### What you need to do:
Look through the lines below and extract each one that contains "statement".

Data items:
[Start]
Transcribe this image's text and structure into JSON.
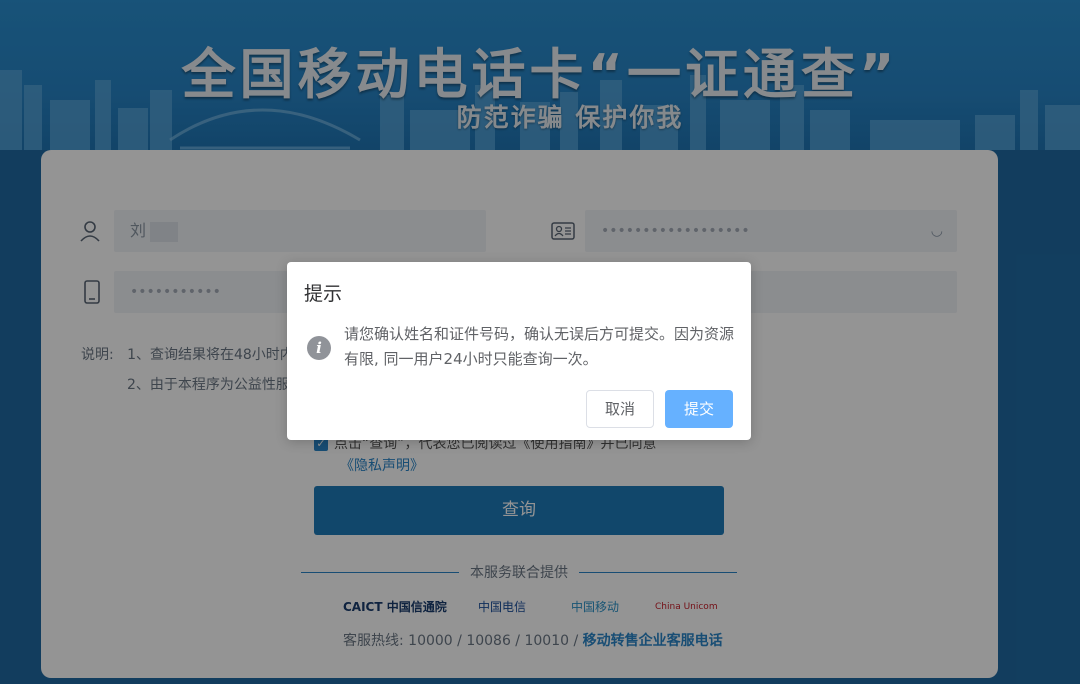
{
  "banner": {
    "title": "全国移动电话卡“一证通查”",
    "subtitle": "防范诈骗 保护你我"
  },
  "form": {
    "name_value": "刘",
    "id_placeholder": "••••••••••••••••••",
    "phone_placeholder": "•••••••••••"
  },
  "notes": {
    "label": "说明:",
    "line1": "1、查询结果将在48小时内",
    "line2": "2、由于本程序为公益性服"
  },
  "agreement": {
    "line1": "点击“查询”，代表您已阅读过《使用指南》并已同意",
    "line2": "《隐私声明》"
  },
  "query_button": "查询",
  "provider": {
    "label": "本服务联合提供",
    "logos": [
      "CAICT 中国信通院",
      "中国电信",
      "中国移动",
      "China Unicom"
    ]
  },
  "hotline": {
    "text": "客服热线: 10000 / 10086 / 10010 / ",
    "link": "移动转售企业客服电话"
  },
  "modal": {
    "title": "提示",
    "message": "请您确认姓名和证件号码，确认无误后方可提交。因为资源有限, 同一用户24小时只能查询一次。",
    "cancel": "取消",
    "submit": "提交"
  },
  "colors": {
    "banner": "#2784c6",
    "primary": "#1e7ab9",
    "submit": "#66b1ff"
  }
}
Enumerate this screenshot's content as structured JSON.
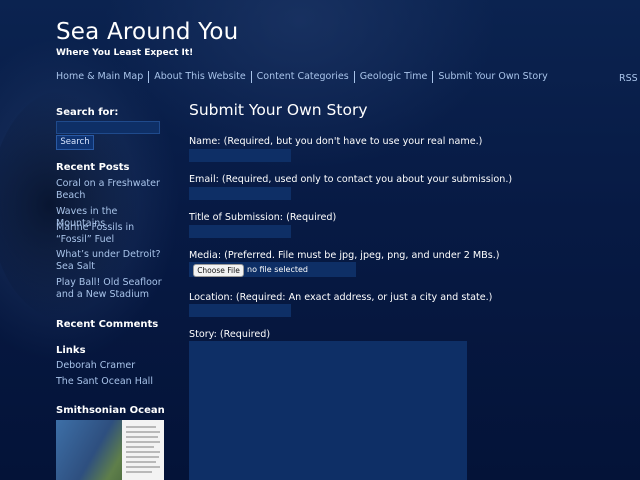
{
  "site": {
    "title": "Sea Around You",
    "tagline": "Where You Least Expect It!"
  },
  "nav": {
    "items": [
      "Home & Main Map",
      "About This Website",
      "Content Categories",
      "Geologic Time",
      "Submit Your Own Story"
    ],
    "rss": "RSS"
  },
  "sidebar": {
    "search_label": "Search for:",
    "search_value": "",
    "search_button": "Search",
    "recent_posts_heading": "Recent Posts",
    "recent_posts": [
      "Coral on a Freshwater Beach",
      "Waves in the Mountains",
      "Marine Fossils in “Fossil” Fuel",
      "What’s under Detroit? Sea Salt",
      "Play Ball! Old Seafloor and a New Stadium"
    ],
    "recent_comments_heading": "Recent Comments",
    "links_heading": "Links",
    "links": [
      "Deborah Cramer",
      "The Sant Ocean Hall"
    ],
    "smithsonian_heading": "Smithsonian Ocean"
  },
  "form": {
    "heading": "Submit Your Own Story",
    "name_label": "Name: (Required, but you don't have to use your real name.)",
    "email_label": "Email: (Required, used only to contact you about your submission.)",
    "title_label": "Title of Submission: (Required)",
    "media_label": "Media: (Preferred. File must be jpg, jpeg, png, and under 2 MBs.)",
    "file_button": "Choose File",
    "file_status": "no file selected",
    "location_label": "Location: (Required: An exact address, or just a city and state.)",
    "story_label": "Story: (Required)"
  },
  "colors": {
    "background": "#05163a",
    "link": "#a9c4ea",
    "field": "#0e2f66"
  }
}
[End]
[Start]
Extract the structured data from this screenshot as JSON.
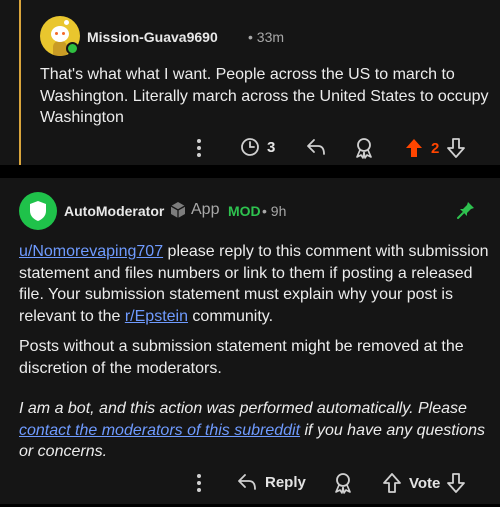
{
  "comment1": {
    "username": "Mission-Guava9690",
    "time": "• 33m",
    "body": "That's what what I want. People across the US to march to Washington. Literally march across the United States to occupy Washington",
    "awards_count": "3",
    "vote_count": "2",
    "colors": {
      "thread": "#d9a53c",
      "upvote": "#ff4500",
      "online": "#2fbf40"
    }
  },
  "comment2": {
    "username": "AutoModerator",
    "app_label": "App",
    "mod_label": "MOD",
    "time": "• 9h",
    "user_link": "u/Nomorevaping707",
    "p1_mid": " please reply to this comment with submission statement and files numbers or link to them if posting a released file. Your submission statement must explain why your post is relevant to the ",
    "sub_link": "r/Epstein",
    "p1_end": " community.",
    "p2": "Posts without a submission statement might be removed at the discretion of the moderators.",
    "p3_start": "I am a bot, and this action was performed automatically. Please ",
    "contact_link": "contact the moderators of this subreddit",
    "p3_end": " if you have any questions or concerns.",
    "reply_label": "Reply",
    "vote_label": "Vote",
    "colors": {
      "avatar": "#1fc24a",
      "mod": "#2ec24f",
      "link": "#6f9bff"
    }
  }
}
[End]
[Start]
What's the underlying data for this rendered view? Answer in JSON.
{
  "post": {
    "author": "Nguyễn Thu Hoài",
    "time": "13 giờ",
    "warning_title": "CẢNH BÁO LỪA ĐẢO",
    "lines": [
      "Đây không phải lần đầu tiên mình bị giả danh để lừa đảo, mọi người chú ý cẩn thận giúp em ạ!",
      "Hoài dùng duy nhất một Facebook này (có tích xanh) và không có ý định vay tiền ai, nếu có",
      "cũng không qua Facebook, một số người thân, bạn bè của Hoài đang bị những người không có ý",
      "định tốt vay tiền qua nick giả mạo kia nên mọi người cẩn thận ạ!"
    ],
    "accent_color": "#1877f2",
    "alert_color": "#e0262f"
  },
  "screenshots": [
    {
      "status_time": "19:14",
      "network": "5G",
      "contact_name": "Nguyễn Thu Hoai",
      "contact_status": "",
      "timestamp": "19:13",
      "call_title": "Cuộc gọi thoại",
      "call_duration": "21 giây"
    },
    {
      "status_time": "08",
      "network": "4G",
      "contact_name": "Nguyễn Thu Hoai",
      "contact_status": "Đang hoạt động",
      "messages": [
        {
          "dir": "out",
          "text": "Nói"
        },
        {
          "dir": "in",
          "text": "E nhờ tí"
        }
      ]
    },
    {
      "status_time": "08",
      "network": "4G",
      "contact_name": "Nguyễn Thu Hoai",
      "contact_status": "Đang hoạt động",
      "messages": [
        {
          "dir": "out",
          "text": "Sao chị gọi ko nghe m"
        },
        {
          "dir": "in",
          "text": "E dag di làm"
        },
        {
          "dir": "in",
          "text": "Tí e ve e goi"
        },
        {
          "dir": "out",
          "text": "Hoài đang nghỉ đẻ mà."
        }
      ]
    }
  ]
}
[End]
### Answer for the task:
    "p1_mid": " please reply to this comment with submission statement and files numbers or link to them if posting a released file. Your submission statement must explain why your post is relevant to the ",
    "p2": "Posts without a submission statement might be removed at the discretion of the moderators.",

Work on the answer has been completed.